**Set task**
Write out all of the entries exactly, please.

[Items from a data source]
--- start ---
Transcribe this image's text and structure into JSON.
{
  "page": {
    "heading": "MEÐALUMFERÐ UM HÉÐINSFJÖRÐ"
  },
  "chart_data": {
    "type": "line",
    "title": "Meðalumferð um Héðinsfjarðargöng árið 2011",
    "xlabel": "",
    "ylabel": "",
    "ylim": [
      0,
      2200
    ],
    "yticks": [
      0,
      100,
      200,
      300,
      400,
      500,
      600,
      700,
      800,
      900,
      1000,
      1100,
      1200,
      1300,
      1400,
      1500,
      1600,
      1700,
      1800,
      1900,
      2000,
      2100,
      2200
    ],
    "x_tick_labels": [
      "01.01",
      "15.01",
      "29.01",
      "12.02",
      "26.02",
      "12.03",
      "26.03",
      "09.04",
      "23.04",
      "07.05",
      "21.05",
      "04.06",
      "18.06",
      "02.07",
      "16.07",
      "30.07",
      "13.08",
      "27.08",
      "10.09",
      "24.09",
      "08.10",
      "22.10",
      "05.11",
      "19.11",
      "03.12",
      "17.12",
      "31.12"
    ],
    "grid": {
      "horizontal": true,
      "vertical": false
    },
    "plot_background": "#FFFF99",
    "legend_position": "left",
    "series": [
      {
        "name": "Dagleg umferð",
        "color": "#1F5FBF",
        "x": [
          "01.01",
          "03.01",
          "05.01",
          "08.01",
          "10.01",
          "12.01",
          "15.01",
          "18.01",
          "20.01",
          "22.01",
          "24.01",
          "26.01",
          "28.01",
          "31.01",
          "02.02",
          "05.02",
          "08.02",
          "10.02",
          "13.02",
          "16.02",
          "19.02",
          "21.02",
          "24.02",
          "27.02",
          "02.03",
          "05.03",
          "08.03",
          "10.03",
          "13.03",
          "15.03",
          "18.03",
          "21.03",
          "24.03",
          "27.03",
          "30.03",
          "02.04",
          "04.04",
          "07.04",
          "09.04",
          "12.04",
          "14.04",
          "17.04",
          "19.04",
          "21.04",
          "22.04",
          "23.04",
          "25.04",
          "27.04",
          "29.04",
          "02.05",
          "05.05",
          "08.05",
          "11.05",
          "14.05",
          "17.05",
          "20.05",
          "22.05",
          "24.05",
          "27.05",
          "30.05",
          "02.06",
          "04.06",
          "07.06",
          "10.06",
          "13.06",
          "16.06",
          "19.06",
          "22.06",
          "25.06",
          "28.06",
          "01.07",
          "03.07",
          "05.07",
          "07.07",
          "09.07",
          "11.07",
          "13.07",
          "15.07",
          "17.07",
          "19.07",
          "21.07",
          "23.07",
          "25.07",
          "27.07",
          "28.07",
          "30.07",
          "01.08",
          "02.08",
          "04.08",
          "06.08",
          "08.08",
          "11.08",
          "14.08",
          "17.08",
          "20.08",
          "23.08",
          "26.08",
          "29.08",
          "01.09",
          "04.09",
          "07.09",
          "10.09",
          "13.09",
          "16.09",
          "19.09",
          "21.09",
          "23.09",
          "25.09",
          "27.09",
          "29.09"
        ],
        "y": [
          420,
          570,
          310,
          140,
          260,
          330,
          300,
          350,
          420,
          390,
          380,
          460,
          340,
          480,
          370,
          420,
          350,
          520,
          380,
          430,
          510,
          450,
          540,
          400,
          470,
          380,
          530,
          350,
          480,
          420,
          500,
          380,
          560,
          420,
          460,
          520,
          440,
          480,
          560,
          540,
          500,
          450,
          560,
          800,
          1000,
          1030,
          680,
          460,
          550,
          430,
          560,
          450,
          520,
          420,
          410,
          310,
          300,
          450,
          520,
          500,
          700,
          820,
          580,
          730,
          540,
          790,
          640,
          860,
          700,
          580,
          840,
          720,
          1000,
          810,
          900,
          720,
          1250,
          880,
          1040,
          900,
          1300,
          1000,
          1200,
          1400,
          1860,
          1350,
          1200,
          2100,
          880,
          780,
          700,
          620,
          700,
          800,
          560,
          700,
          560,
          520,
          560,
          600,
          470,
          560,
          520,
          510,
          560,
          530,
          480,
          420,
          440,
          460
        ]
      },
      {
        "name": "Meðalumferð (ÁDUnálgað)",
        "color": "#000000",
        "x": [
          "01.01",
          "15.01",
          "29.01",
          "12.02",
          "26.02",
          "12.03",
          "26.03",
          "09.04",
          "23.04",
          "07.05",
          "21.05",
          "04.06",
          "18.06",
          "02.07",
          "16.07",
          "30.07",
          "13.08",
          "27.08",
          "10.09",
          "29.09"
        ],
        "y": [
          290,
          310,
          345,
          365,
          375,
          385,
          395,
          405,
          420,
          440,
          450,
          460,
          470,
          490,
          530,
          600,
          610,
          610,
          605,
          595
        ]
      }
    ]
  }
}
--- end ---
**Answer**
Transcribe this image's text and structure into JSON.
{
  "page": {
    "heading": "MEÐALUMFERÐ UM HÉÐINSFJÖRÐ"
  },
  "chart_data": {
    "type": "line",
    "title": "Meðalumferð um Héðinsfjarðargöng árið 2011",
    "xlabel": "",
    "ylabel": "",
    "ylim": [
      0,
      2200
    ],
    "yticks": [
      0,
      100,
      200,
      300,
      400,
      500,
      600,
      700,
      800,
      900,
      1000,
      1100,
      1200,
      1300,
      1400,
      1500,
      1600,
      1700,
      1800,
      1900,
      2000,
      2100,
      2200
    ],
    "x_tick_labels": [
      "01.01",
      "15.01",
      "29.01",
      "12.02",
      "26.02",
      "12.03",
      "26.03",
      "09.04",
      "23.04",
      "07.05",
      "21.05",
      "04.06",
      "18.06",
      "02.07",
      "16.07",
      "30.07",
      "13.08",
      "27.08",
      "10.09",
      "24.09",
      "08.10",
      "22.10",
      "05.11",
      "19.11",
      "03.12",
      "17.12",
      "31.12"
    ],
    "grid": {
      "horizontal": true,
      "vertical": false
    },
    "plot_background": "#FFFF99",
    "legend_position": "left",
    "series": [
      {
        "name": "Dagleg umferð",
        "color": "#1F5FBF",
        "x": [
          "01.01",
          "03.01",
          "05.01",
          "08.01",
          "10.01",
          "12.01",
          "15.01",
          "18.01",
          "20.01",
          "22.01",
          "24.01",
          "26.01",
          "28.01",
          "31.01",
          "02.02",
          "05.02",
          "08.02",
          "10.02",
          "13.02",
          "16.02",
          "19.02",
          "21.02",
          "24.02",
          "27.02",
          "02.03",
          "05.03",
          "08.03",
          "10.03",
          "13.03",
          "15.03",
          "18.03",
          "21.03",
          "24.03",
          "27.03",
          "30.03",
          "02.04",
          "04.04",
          "07.04",
          "09.04",
          "12.04",
          "14.04",
          "17.04",
          "19.04",
          "21.04",
          "22.04",
          "23.04",
          "25.04",
          "27.04",
          "29.04",
          "02.05",
          "05.05",
          "08.05",
          "11.05",
          "14.05",
          "17.05",
          "20.05",
          "22.05",
          "24.05",
          "27.05",
          "30.05",
          "02.06",
          "04.06",
          "07.06",
          "10.06",
          "13.06",
          "16.06",
          "19.06",
          "22.06",
          "25.06",
          "28.06",
          "01.07",
          "03.07",
          "05.07",
          "07.07",
          "09.07",
          "11.07",
          "13.07",
          "15.07",
          "17.07",
          "19.07",
          "21.07",
          "23.07",
          "25.07",
          "27.07",
          "28.07",
          "30.07",
          "01.08",
          "02.08",
          "04.08",
          "06.08",
          "08.08",
          "11.08",
          "14.08",
          "17.08",
          "20.08",
          "23.08",
          "26.08",
          "29.08",
          "01.09",
          "04.09",
          "07.09",
          "10.09",
          "13.09",
          "16.09",
          "19.09",
          "21.09",
          "23.09",
          "25.09",
          "27.09",
          "29.09"
        ],
        "y": [
          420,
          570,
          310,
          140,
          260,
          330,
          300,
          350,
          420,
          390,
          380,
          460,
          340,
          480,
          370,
          420,
          350,
          520,
          380,
          430,
          510,
          450,
          540,
          400,
          470,
          380,
          530,
          350,
          480,
          420,
          500,
          380,
          560,
          420,
          460,
          520,
          440,
          480,
          560,
          540,
          500,
          450,
          560,
          800,
          1000,
          1030,
          680,
          460,
          550,
          430,
          560,
          450,
          520,
          420,
          410,
          310,
          300,
          450,
          520,
          500,
          700,
          820,
          580,
          730,
          540,
          790,
          640,
          860,
          700,
          580,
          840,
          720,
          1000,
          810,
          900,
          720,
          1250,
          880,
          1040,
          900,
          1300,
          1000,
          1200,
          1400,
          1860,
          1350,
          1200,
          2100,
          880,
          780,
          700,
          620,
          700,
          800,
          560,
          700,
          560,
          520,
          560,
          600,
          470,
          560,
          520,
          510,
          560,
          530,
          480,
          420,
          440,
          460
        ]
      },
      {
        "name": "Meðalumferð (ÁDUnálgað)",
        "color": "#000000",
        "x": [
          "01.01",
          "15.01",
          "29.01",
          "12.02",
          "26.02",
          "12.03",
          "26.03",
          "09.04",
          "23.04",
          "07.05",
          "21.05",
          "04.06",
          "18.06",
          "02.07",
          "16.07",
          "30.07",
          "13.08",
          "27.08",
          "10.09",
          "29.09"
        ],
        "y": [
          290,
          310,
          345,
          365,
          375,
          385,
          395,
          405,
          420,
          440,
          450,
          460,
          470,
          490,
          530,
          600,
          610,
          610,
          605,
          595
        ]
      }
    ]
  }
}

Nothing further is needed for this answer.